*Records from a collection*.
--- Begin ---

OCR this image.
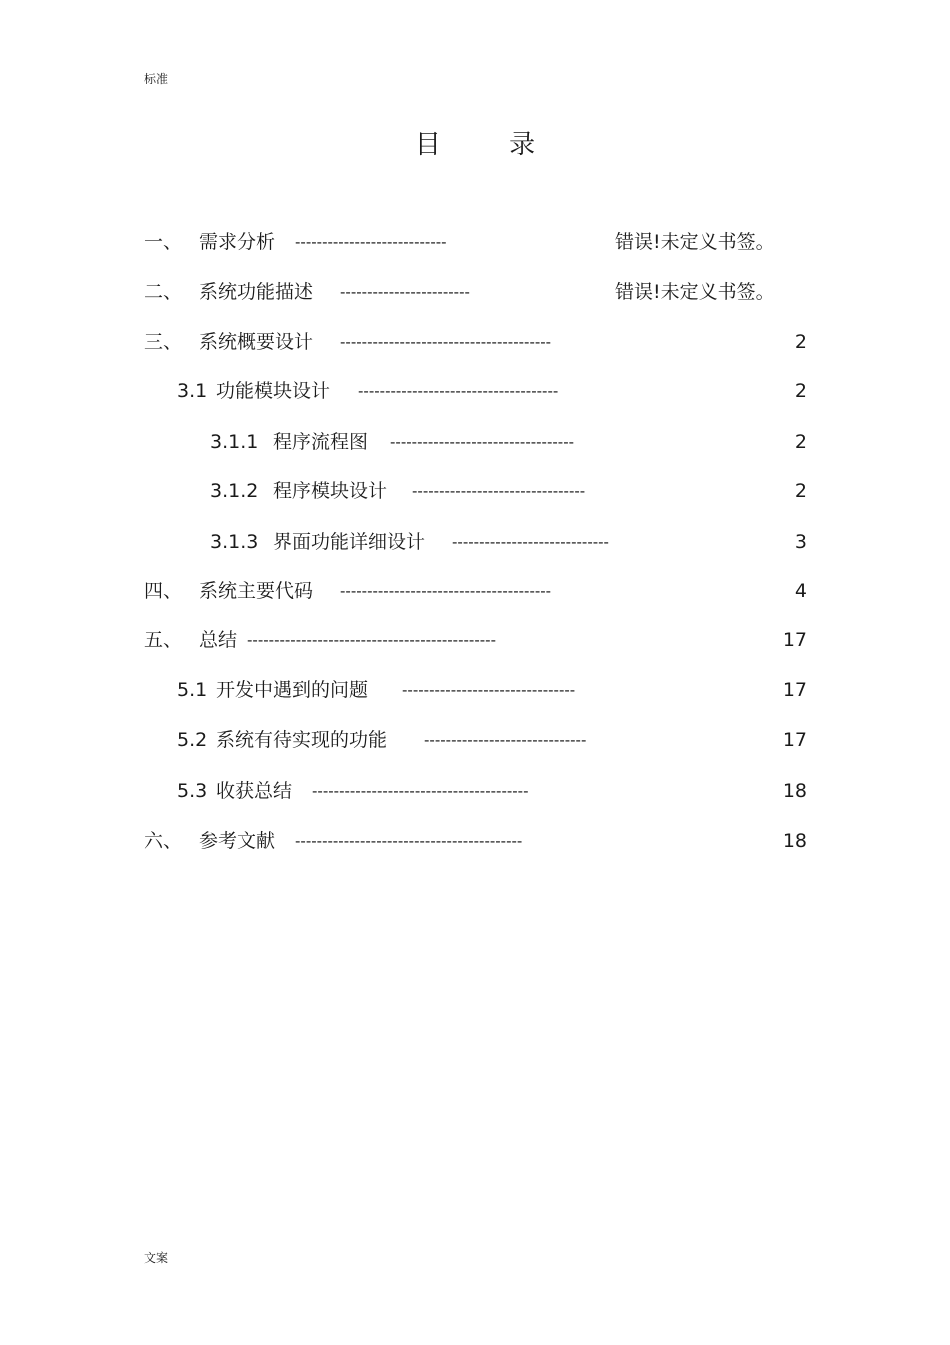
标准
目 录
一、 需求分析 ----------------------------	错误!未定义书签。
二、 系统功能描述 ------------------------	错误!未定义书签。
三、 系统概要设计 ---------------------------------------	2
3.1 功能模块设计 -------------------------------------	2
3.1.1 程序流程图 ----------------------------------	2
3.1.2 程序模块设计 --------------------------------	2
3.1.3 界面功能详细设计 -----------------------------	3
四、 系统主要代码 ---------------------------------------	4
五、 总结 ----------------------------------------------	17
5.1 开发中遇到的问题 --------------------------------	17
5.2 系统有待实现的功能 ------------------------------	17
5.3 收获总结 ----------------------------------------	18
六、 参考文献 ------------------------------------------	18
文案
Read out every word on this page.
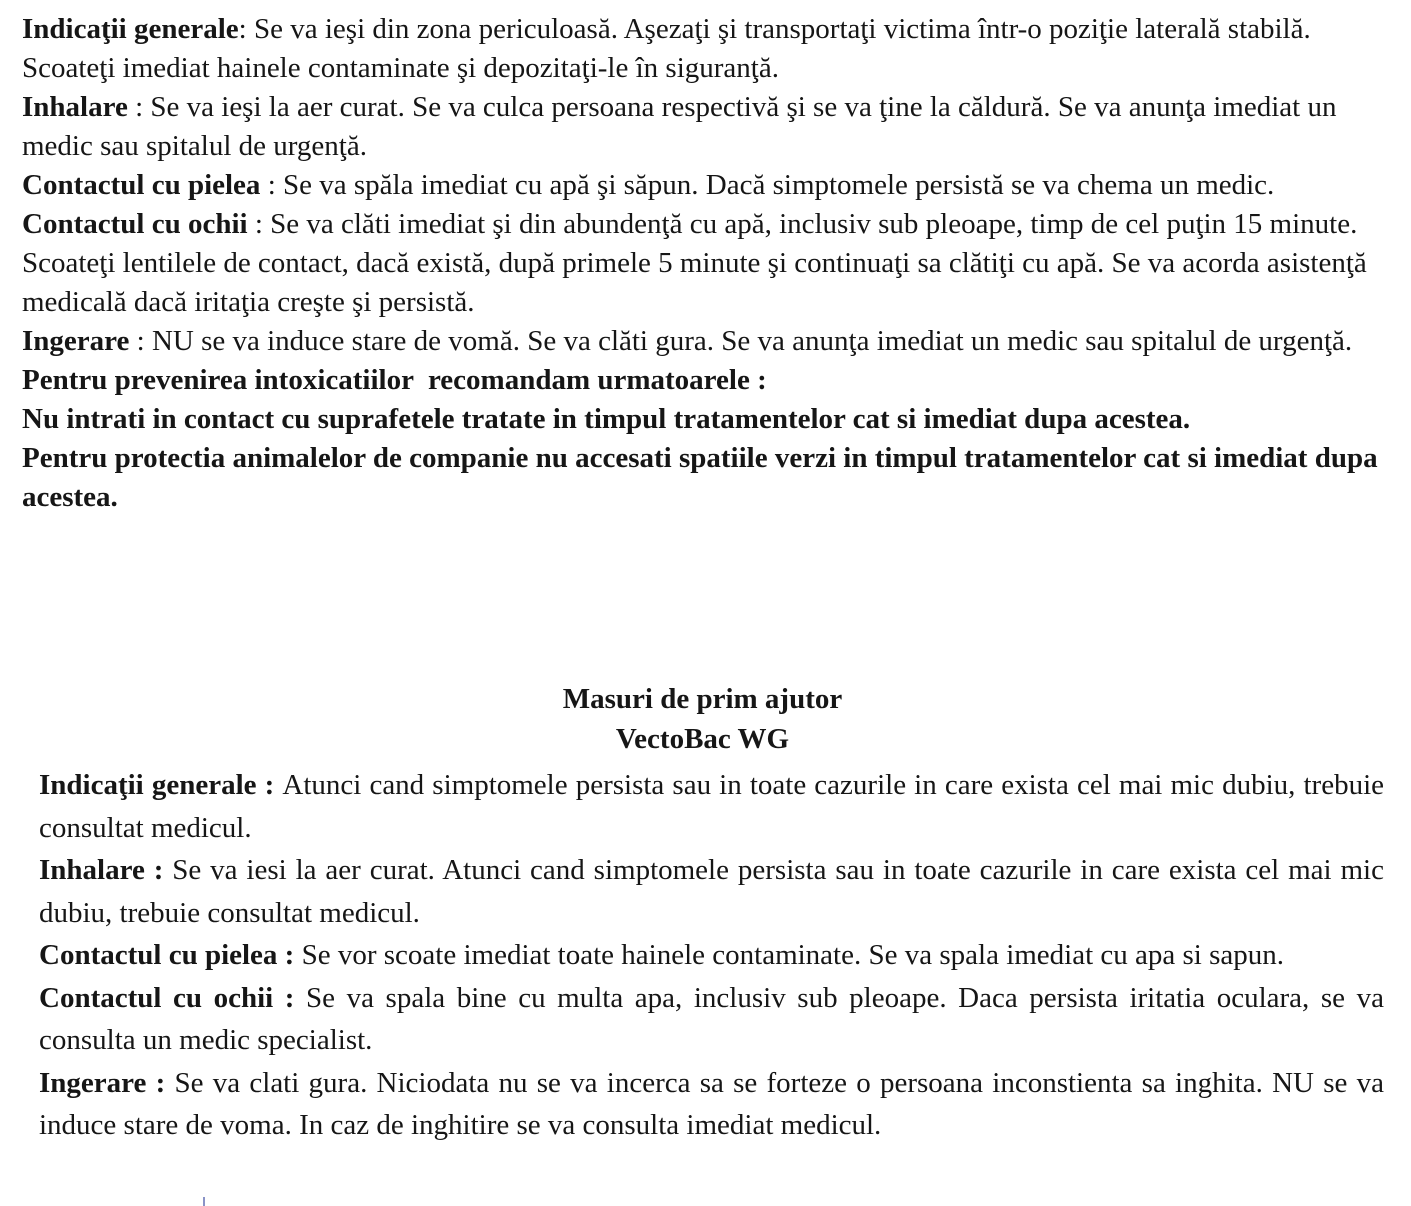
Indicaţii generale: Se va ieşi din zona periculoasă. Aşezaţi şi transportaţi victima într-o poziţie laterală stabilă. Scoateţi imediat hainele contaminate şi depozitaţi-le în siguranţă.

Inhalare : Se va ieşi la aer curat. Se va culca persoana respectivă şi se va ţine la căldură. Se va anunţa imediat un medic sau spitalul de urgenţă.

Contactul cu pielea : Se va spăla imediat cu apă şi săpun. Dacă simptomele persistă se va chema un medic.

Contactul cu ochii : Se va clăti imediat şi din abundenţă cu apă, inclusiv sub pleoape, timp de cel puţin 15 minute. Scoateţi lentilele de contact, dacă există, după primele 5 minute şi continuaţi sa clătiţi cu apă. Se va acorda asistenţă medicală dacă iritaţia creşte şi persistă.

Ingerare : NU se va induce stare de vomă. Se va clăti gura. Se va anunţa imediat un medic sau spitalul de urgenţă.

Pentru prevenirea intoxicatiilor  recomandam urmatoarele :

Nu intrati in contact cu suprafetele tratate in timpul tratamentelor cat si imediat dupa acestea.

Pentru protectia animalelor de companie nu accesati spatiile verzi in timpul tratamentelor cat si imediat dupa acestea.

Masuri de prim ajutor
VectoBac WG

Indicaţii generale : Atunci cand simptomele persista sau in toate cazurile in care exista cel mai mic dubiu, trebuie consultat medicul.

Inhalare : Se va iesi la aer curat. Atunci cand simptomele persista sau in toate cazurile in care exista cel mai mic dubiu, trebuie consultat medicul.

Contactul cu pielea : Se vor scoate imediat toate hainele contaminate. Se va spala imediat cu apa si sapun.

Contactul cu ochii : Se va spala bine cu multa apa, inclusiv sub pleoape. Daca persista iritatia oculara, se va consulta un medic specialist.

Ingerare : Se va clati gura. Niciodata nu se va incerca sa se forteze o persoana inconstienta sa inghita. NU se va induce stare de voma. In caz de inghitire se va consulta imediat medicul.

--- End ---
--- Begin ---

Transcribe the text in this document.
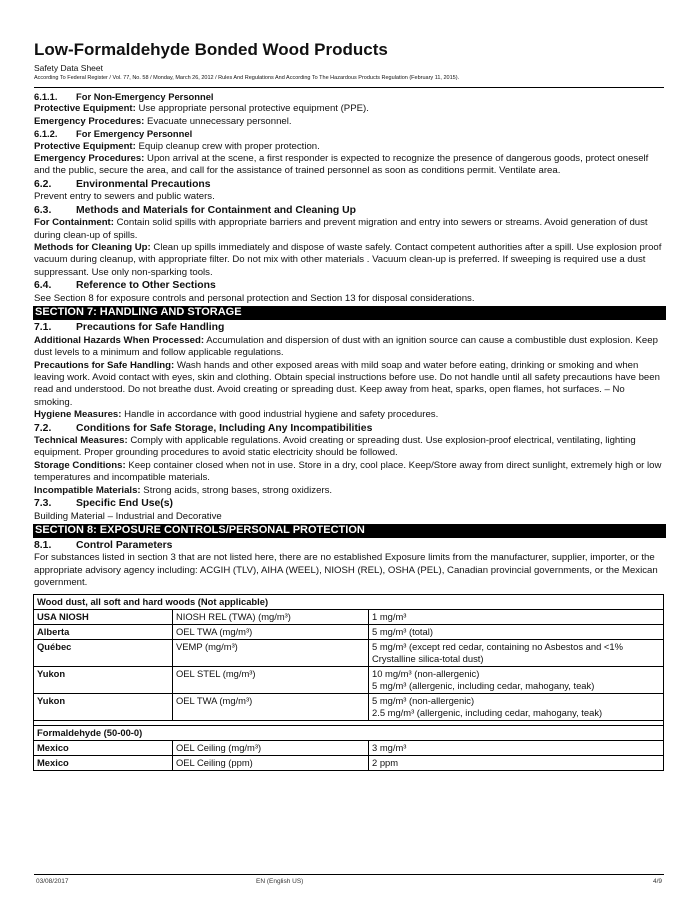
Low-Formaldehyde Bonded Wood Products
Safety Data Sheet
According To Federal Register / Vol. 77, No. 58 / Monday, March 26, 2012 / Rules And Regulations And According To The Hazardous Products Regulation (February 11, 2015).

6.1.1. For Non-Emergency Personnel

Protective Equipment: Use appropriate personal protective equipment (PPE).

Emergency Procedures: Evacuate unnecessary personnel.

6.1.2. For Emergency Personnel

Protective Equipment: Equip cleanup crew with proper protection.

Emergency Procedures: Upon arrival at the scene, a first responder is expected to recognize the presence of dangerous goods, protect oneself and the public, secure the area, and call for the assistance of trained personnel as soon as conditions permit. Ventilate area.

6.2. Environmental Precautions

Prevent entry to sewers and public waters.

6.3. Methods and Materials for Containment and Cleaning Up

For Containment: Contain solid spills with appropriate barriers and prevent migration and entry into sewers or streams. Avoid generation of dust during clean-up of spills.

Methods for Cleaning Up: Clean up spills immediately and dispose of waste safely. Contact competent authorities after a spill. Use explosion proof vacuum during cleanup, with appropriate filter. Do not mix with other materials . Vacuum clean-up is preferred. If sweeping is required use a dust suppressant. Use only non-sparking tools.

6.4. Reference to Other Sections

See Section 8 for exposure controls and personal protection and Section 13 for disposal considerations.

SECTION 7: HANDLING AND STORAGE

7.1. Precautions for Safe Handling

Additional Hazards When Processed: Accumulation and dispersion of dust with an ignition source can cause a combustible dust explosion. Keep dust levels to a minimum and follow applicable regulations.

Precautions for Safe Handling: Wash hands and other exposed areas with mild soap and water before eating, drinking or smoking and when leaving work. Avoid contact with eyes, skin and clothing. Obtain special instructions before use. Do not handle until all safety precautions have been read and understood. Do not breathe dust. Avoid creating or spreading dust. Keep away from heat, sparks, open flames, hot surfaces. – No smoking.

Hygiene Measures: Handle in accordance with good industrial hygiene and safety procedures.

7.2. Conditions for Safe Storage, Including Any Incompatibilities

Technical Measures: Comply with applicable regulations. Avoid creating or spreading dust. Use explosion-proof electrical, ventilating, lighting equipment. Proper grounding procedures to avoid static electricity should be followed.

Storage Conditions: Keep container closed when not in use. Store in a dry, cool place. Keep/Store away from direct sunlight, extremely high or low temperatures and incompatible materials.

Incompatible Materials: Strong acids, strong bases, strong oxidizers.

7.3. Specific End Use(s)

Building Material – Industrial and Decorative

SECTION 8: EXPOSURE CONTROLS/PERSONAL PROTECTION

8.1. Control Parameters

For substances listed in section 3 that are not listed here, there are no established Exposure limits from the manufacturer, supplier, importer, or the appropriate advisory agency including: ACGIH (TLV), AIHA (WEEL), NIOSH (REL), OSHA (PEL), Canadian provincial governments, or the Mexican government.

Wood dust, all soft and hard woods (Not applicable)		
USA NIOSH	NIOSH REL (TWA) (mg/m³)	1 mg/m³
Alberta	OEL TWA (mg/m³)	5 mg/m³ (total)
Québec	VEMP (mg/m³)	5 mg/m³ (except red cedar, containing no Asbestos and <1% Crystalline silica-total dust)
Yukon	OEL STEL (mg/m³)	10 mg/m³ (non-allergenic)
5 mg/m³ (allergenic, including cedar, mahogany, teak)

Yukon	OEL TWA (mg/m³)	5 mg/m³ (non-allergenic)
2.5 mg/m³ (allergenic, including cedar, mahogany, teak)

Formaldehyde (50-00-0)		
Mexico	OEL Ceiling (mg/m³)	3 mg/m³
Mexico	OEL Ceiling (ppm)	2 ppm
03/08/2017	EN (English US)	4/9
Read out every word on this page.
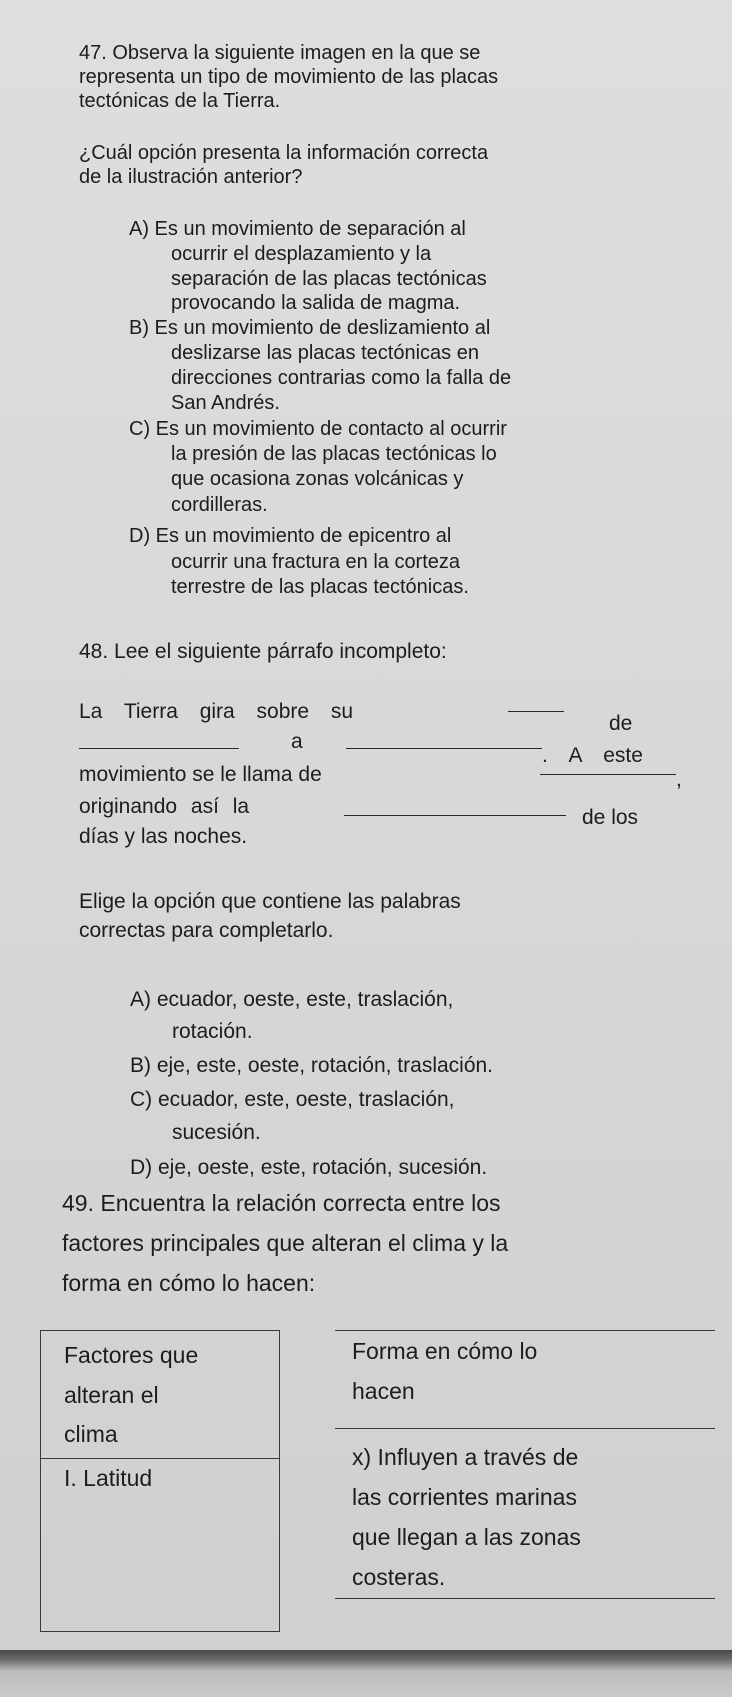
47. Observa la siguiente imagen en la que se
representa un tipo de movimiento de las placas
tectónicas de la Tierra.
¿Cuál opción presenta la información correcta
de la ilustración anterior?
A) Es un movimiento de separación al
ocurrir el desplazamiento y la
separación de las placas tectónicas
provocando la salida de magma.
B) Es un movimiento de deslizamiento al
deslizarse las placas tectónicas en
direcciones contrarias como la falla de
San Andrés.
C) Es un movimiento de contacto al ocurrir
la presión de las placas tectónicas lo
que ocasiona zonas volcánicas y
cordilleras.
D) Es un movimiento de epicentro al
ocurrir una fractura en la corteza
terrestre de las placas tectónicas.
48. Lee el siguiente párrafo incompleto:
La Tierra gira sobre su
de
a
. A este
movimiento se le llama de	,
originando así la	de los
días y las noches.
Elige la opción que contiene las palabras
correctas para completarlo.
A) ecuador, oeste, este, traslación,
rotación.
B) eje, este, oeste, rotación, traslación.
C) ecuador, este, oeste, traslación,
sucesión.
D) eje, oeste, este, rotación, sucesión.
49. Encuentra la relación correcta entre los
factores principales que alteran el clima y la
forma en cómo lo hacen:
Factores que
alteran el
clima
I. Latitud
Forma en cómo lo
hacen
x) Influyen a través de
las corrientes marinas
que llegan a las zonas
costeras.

--- End ---

*Problem statement*.
In the records above, find each line with the word "total" and copy it.

*Task answer*.
Alberta	OEL TWA (mg/m³)	5 mg/m³ (total)
Québec	VEMP (mg/m³)	5 mg/m³ (except red cedar, containing no Asbestos and <1% Crystalline silica-total dust)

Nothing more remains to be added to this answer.